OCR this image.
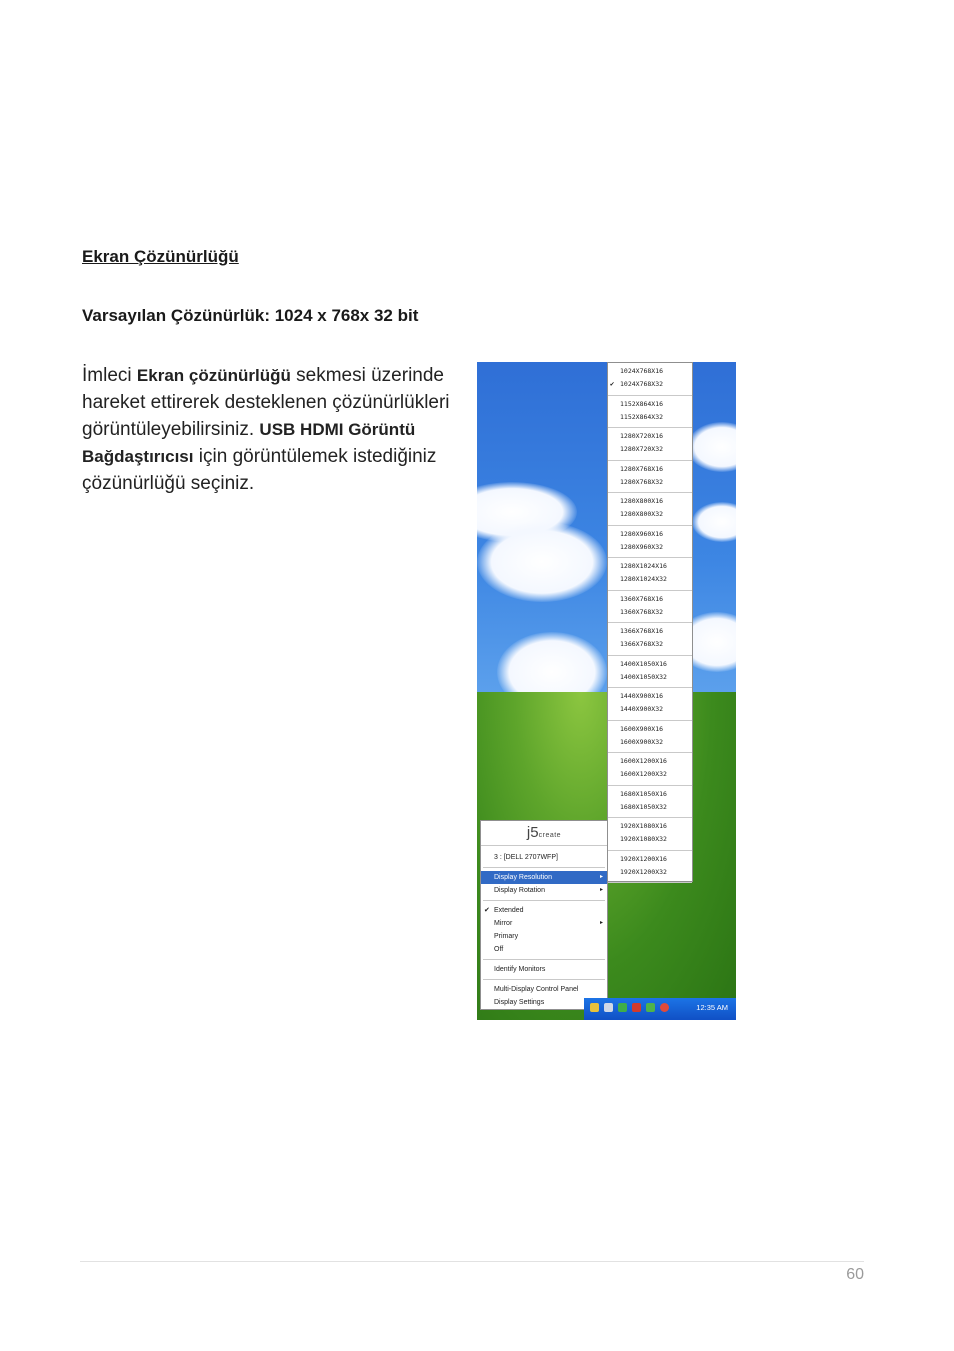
Ekran Çözünürlüğü
Varsayılan Çözünürlük: 1024 x 768x 32 bit

İmleci Ekran çözünürlüğü sekmesi üzerinde hareket ettirerek desteklenen çözünürlükleri görüntüleyebilirsiniz. USB HDMI Görüntü Bağdaştırıcısı için görüntülemek istediğiniz çözünürlüğü seçiniz.

1024X768X16
✔ 1024X768X32
1152X864X16
1152X864X32
1280X720X16
1280X720X32
1280X768X16
1280X768X32
1280X800X16
1280X800X32
1280X960X16
1280X960X32
1280X1024X16
1280X1024X32
1360X768X16
1360X768X32
1366X768X16
1366X768X32
1400X1050X16
1400X1050X32
1440X900X16
1440X900X32
1600X900X16
1600X900X32
1600X1200X16
1600X1200X32
1680X1050X16
1680X1050X32
1920X1080X16
1920X1080X32
1920X1200X16
1920X1200X32
j5create
3 : [DELL 2707WFP]
Display Resolution	▸
Display Rotation	▸
✔ Extended
Mirror	▸
Primary
Off
Identify Monitors
Multi-Display Control Panel
Display Settings
12:35 AM
60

▶ _Exercise prompt_: Copy all of the entries verbatim, leaving out any pictures they contain.

▶ _Problem solution_:
OCR this image.
Ekran Çözünürlüğü
Varsayılan Çözünürlük: 1024 x 768x 32 bit

İmleci Ekran çözünürlüğü sekmesi üzerinde hareket ettirerek desteklenen çözünürlükleri görüntüleyebilirsiniz. USB HDMI Görüntü Bağdaştırıcısı için görüntülemek istediğiniz çözünürlüğü seçiniz.

1024X768X16
✔ 1024X768X32
1152X864X16
1152X864X32
1280X720X16
1280X720X32
1280X768X16
1280X768X32
1280X800X16
1280X800X32
1280X960X16
1280X960X32
1280X1024X16
1280X1024X32
1360X768X16
1360X768X32
1366X768X16
1366X768X32
1400X1050X16
1400X1050X32
1440X900X16
1440X900X32
1600X900X16
1600X900X32
1600X1200X16
1600X1200X32
1680X1050X16
1680X1050X32
1920X1080X16
1920X1080X32
1920X1200X16
1920X1200X32
j5create
3 : [DELL 2707WFP]
Display Resolution	▸
Display Rotation	▸
✔ Extended
Mirror	▸
Primary
Off
Identify Monitors
Multi-Display Control Panel
Display Settings
12:35 AM
60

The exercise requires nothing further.